● EXTRACTED INFORMATION:
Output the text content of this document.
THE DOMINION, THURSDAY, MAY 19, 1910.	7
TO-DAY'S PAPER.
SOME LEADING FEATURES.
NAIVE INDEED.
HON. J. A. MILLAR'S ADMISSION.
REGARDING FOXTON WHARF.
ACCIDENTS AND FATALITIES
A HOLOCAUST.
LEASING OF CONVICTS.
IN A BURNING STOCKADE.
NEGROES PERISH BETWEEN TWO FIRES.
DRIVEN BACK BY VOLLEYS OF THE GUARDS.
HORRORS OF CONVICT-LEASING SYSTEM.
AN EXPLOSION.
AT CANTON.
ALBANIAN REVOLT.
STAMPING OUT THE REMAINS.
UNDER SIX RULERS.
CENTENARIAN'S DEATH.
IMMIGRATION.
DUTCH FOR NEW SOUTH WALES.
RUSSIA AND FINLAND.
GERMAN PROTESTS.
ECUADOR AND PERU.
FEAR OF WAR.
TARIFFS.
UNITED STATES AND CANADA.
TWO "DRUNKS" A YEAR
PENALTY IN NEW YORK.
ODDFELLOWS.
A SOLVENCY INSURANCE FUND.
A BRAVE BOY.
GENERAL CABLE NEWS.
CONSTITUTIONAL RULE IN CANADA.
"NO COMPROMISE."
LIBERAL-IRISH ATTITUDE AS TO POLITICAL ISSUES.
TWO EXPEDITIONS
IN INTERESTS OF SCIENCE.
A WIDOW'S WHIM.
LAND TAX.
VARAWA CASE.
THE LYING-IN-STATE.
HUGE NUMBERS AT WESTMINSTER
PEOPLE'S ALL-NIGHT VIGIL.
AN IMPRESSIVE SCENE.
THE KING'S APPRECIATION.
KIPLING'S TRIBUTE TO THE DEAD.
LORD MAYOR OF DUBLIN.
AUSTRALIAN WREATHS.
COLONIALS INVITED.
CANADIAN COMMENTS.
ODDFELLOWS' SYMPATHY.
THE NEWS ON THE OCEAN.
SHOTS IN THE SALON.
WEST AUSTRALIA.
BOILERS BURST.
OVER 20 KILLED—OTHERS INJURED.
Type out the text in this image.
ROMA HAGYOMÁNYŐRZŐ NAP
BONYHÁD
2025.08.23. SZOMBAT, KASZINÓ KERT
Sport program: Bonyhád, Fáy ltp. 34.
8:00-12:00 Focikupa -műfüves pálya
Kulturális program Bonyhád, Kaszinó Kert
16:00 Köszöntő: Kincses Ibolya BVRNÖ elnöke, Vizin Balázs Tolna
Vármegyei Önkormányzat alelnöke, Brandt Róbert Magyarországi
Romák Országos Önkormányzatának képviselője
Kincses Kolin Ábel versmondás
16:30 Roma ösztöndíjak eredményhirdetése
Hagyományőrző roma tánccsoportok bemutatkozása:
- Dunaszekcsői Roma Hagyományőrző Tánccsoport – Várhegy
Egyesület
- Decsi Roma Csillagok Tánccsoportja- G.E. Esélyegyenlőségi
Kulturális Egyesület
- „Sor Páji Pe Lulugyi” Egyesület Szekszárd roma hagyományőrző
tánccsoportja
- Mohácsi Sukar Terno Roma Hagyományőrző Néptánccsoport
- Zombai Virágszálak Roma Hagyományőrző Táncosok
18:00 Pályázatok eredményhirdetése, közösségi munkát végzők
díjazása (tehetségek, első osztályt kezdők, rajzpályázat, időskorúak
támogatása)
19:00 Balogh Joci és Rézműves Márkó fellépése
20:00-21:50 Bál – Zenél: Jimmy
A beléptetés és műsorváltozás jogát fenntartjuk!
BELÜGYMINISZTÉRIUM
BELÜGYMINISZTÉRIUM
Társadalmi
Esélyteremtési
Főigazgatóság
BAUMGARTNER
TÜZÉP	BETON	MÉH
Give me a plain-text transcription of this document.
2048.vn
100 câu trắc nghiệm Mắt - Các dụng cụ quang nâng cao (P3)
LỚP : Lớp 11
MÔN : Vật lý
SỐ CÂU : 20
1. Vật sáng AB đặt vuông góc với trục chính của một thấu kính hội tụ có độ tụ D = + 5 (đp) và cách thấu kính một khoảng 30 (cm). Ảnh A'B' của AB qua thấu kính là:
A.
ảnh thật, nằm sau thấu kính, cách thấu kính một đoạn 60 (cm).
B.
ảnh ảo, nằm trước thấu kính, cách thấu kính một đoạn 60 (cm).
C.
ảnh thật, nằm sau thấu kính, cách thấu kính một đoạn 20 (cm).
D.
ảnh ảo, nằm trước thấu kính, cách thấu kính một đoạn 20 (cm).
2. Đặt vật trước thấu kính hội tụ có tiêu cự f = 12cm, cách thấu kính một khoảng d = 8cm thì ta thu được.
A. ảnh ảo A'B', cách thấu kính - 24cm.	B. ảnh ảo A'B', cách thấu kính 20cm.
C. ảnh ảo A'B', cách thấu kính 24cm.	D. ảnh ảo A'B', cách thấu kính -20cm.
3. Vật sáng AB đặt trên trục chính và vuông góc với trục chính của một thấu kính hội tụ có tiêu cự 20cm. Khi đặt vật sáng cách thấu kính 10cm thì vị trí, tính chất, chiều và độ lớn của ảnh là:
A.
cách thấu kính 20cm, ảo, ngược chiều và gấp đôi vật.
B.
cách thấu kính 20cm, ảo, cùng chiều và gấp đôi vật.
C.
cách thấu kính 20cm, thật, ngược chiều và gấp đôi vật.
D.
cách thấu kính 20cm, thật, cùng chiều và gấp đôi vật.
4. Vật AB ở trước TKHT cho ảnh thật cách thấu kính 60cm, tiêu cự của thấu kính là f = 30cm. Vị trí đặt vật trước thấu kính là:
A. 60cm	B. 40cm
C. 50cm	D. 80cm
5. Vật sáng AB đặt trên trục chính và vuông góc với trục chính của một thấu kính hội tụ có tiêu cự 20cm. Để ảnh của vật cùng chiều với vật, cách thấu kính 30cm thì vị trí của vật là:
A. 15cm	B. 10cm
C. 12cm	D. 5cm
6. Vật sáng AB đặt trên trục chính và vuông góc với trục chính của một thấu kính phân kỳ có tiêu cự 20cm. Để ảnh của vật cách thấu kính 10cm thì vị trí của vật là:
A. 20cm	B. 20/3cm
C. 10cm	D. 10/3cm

● TASK STATEMENT: Every record shown above must be echoed exactly.

● ANSWER TO THIS TASK:
Output the text content of this document.
THE DOMINION, THURSDAY, MAY 19, 1910.	7
TO-DAY'S PAPER.
SOME LEADING FEATURES.
NAIVE INDEED.
HON. J. A. MILLAR'S ADMISSION.
REGARDING FOXTON WHARF.
ACCIDENTS AND FATALITIES
A HOLOCAUST.
LEASING OF CONVICTS.
IN A BURNING STOCKADE.
NEGROES PERISH BETWEEN TWO FIRES.
DRIVEN BACK BY VOLLEYS OF THE GUARDS.
HORRORS OF CONVICT-LEASING SYSTEM.
AN EXPLOSION.
AT CANTON.
ALBANIAN REVOLT.
STAMPING OUT THE REMAINS.
UNDER SIX RULERS.
CENTENARIAN'S DEATH.
IMMIGRATION.
DUTCH FOR NEW SOUTH WALES.
RUSSIA AND FINLAND.
GERMAN PROTESTS.
ECUADOR AND PERU.
FEAR OF WAR.
TARIFFS.
UNITED STATES AND CANADA.
TWO "DRUNKS" A YEAR
PENALTY IN NEW YORK.
ODDFELLOWS.
A SOLVENCY INSURANCE FUND.
A BRAVE BOY.
GENERAL CABLE NEWS.
CONSTITUTIONAL RULE IN CANADA.
"NO COMPROMISE."
LIBERAL-IRISH ATTITUDE AS TO POLITICAL ISSUES.
TWO EXPEDITIONS
IN INTERESTS OF SCIENCE.
A WIDOW'S WHIM.
LAND TAX.
VARAWA CASE.
THE LYING-IN-STATE.
HUGE NUMBERS AT WESTMINSTER
PEOPLE'S ALL-NIGHT VIGIL.
AN IMPRESSIVE SCENE.
THE KING'S APPRECIATION.
KIPLING'S TRIBUTE TO THE DEAD.
LORD MAYOR OF DUBLIN.
AUSTRALIAN WREATHS.
COLONIALS INVITED.
CANADIAN COMMENTS.
ODDFELLOWS' SYMPATHY.
THE NEWS ON THE OCEAN.
SHOTS IN THE SALON.
WEST AUSTRALIA.
BOILERS BURST.
OVER 20 KILLED—OTHERS INJURED.
Type out the text in this image.
ROMA HAGYOMÁNYŐRZŐ NAP
BONYHÁD
2025.08.23. SZOMBAT, KASZINÓ KERT
Sport program: Bonyhád, Fáy ltp. 34.
8:00-12:00 Focikupa -műfüves pálya
Kulturális program Bonyhád, Kaszinó Kert
16:00 Köszöntő: Kincses Ibolya BVRNÖ elnöke, Vizin Balázs Tolna
Vármegyei Önkormányzat alelnöke, Brandt Róbert Magyarországi
Romák Országos Önkormányzatának képviselője
Kincses Kolin Ábel versmondás
16:30 Roma ösztöndíjak eredményhirdetése
Hagyományőrző roma tánccsoportok bemutatkozása:
- Dunaszekcsői Roma Hagyományőrző Tánccsoport – Várhegy
Egyesület
- Decsi Roma Csillagok Tánccsoportja- G.E. Esélyegyenlőségi
Kulturális Egyesület
- „Sor Páji Pe Lulugyi” Egyesület Szekszárd roma hagyományőrző
tánccsoportja
- Mohácsi Sukar Terno Roma Hagyományőrző Néptánccsoport
- Zombai Virágszálak Roma Hagyományőrző Táncosok
18:00 Pályázatok eredményhirdetése, közösségi munkát végzők
díjazása (tehetségek, első osztályt kezdők, rajzpályázat, időskorúak
támogatása)
19:00 Balogh Joci és Rézműves Márkó fellépése
20:00-21:50 Bál – Zenél: Jimmy
A beléptetés és műsorváltozás jogát fenntartjuk!
BELÜGYMINISZTÉRIUM
BELÜGYMINISZTÉRIUM
Társadalmi
Esélyteremtési
Főigazgatóság
BAUMGARTNER
TÜZÉP	BETON	MÉH
Give me a plain-text transcription of this document.
2048.vn
100 câu trắc nghiệm Mắt - Các dụng cụ quang nâng cao (P3)
LỚP : Lớp 11
MÔN : Vật lý
SỐ CÂU : 20
1. Vật sáng AB đặt vuông góc với trục chính của một thấu kính hội tụ có độ tụ D = + 5 (đp) và cách thấu kính một khoảng 30 (cm). Ảnh A'B' của AB qua thấu kính là:
A.
ảnh thật, nằm sau thấu kính, cách thấu kính một đoạn 60 (cm).
B.
ảnh ảo, nằm trước thấu kính, cách thấu kính một đoạn 60 (cm).
C.
ảnh thật, nằm sau thấu kính, cách thấu kính một đoạn 20 (cm).
D.
ảnh ảo, nằm trước thấu kính, cách thấu kính một đoạn 20 (cm).
2. Đặt vật trước thấu kính hội tụ có tiêu cự f = 12cm, cách thấu kính một khoảng d = 8cm thì ta thu được.
A. ảnh ảo A'B', cách thấu kính - 24cm.	B. ảnh ảo A'B', cách thấu kính 20cm.
C. ảnh ảo A'B', cách thấu kính 24cm.	D. ảnh ảo A'B', cách thấu kính -20cm.
3. Vật sáng AB đặt trên trục chính và vuông góc với trục chính của một thấu kính hội tụ có tiêu cự 20cm. Khi đặt vật sáng cách thấu kính 10cm thì vị trí, tính chất, chiều và độ lớn của ảnh là:
A.
cách thấu kính 20cm, ảo, ngược chiều và gấp đôi vật.
B.
cách thấu kính 20cm, ảo, cùng chiều và gấp đôi vật.
C.
cách thấu kính 20cm, thật, ngược chiều và gấp đôi vật.
D.
cách thấu kính 20cm, thật, cùng chiều và gấp đôi vật.
4. Vật AB ở trước TKHT cho ảnh thật cách thấu kính 60cm, tiêu cự của thấu kính là f = 30cm. Vị trí đặt vật trước thấu kính là:
A. 60cm	B. 40cm
C. 50cm	D. 80cm
5. Vật sáng AB đặt trên trục chính và vuông góc với trục chính của một thấu kính hội tụ có tiêu cự 20cm. Để ảnh của vật cùng chiều với vật, cách thấu kính 30cm thì vị trí của vật là:
A. 15cm	B. 10cm
C. 12cm	D. 5cm
6. Vật sáng AB đặt trên trục chính và vuông góc với trục chính của một thấu kính phân kỳ có tiêu cự 20cm. Để ảnh của vật cách thấu kính 10cm thì vị trí của vật là:
A. 20cm	B. 20/3cm
C. 10cm	D. 10/3cm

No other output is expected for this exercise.